/---

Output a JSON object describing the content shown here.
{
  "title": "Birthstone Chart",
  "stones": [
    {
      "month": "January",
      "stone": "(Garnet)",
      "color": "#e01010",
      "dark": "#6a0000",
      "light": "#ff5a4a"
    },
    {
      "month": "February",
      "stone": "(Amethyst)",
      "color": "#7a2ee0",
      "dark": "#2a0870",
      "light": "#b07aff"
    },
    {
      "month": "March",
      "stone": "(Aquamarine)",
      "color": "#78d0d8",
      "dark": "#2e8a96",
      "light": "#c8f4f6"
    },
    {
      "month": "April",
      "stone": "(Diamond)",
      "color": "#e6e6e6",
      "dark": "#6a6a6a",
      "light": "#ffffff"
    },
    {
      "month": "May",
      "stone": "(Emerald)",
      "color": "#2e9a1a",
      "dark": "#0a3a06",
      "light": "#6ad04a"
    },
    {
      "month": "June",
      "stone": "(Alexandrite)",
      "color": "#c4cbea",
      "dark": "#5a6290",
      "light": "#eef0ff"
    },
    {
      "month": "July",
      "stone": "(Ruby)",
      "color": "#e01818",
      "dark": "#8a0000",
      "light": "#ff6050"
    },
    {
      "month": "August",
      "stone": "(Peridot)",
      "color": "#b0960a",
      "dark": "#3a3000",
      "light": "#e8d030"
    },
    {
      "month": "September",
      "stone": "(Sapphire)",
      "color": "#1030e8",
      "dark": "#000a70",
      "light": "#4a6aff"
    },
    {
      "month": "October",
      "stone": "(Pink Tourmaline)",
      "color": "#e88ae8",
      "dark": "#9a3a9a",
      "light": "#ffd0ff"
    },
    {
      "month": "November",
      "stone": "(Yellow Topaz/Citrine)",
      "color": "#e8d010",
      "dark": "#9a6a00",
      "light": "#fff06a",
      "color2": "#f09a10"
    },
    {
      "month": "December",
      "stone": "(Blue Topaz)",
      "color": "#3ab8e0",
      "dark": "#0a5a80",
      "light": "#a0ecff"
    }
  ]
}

\---

Give back only a number, the number of lines where the string "light" occurs.

[Result]
12